━━━━━ Data provided ━━━━━

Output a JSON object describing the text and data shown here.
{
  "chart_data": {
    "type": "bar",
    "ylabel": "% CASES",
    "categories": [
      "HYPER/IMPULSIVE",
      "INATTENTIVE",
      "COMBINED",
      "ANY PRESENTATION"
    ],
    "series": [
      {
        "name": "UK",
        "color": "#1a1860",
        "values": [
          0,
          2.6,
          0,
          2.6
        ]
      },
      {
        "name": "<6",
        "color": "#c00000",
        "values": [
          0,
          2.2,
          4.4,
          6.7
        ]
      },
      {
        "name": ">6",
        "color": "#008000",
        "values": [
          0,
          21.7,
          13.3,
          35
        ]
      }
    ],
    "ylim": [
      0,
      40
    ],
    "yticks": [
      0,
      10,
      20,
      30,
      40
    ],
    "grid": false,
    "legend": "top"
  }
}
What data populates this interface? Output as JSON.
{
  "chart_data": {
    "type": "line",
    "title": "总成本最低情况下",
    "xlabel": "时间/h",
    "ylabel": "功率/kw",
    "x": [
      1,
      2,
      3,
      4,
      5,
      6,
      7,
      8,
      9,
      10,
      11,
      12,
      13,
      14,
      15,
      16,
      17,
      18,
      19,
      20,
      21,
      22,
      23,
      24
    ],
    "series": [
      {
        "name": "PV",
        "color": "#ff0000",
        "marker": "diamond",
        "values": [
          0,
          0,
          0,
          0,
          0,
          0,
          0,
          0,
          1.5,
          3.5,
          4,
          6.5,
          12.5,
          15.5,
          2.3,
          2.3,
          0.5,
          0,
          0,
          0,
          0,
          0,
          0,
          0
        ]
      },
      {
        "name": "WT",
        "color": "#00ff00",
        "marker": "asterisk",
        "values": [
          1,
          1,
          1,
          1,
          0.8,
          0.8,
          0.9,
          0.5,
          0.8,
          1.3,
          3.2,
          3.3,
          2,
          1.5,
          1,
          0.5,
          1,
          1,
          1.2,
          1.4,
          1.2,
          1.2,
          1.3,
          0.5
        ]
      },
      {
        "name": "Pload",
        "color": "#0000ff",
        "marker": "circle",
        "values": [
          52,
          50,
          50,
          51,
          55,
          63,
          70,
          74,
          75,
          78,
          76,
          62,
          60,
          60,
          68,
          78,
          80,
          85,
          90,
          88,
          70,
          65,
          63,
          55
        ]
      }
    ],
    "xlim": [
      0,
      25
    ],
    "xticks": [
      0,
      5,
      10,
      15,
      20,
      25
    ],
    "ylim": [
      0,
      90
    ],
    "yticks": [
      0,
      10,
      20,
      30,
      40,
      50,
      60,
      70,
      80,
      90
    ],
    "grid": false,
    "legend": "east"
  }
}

━━━━━

[Stated goal]
Please quote every record above exactly as it appears.

[Correct answer]
Output a JSON object describing the text and data shown here.
{
  "chart_data": {
    "type": "bar",
    "ylabel": "% CASES",
    "categories": [
      "HYPER/IMPULSIVE",
      "INATTENTIVE",
      "COMBINED",
      "ANY PRESENTATION"
    ],
    "series": [
      {
        "name": "UK",
        "color": "#1a1860",
        "values": [
          0,
          2.6,
          0,
          2.6
        ]
      },
      {
        "name": "<6",
        "color": "#c00000",
        "values": [
          0,
          2.2,
          4.4,
          6.7
        ]
      },
      {
        "name": ">6",
        "color": "#008000",
        "values": [
          0,
          21.7,
          13.3,
          35
        ]
      }
    ],
    "ylim": [
      0,
      40
    ],
    "yticks": [
      0,
      10,
      20,
      30,
      40
    ],
    "grid": false,
    "legend": "top"
  }
}
What data populates this interface? Output as JSON.
{
  "chart_data": {
    "type": "line",
    "title": "总成本最低情况下",
    "xlabel": "时间/h",
    "ylabel": "功率/kw",
    "x": [
      1,
      2,
      3,
      4,
      5,
      6,
      7,
      8,
      9,
      10,
      11,
      12,
      13,
      14,
      15,
      16,
      17,
      18,
      19,
      20,
      21,
      22,
      23,
      24
    ],
    "series": [
      {
        "name": "PV",
        "color": "#ff0000",
        "marker": "diamond",
        "values": [
          0,
          0,
          0,
          0,
          0,
          0,
          0,
          0,
          1.5,
          3.5,
          4,
          6.5,
          12.5,
          15.5,
          2.3,
          2.3,
          0.5,
          0,
          0,
          0,
          0,
          0,
          0,
          0
        ]
      },
      {
        "name": "WT",
        "color": "#00ff00",
        "marker": "asterisk",
        "values": [
          1,
          1,
          1,
          1,
          0.8,
          0.8,
          0.9,
          0.5,
          0.8,
          1.3,
          3.2,
          3.3,
          2,
          1.5,
          1,
          0.5,
          1,
          1,
          1.2,
          1.4,
          1.2,
          1.2,
          1.3,
          0.5
        ]
      },
      {
        "name": "Pload",
        "color": "#0000ff",
        "marker": "circle",
        "values": [
          52,
          50,
          50,
          51,
          55,
          63,
          70,
          74,
          75,
          78,
          76,
          62,
          60,
          60,
          68,
          78,
          80,
          85,
          90,
          88,
          70,
          65,
          63,
          55
        ]
      }
    ],
    "xlim": [
      0,
      25
    ],
    "xticks": [
      0,
      5,
      10,
      15,
      20,
      25
    ],
    "ylim": [
      0,
      90
    ],
    "yticks": [
      0,
      10,
      20,
      30,
      40,
      50,
      60,
      70,
      80,
      90
    ],
    "grid": false,
    "legend": "east"
  }
}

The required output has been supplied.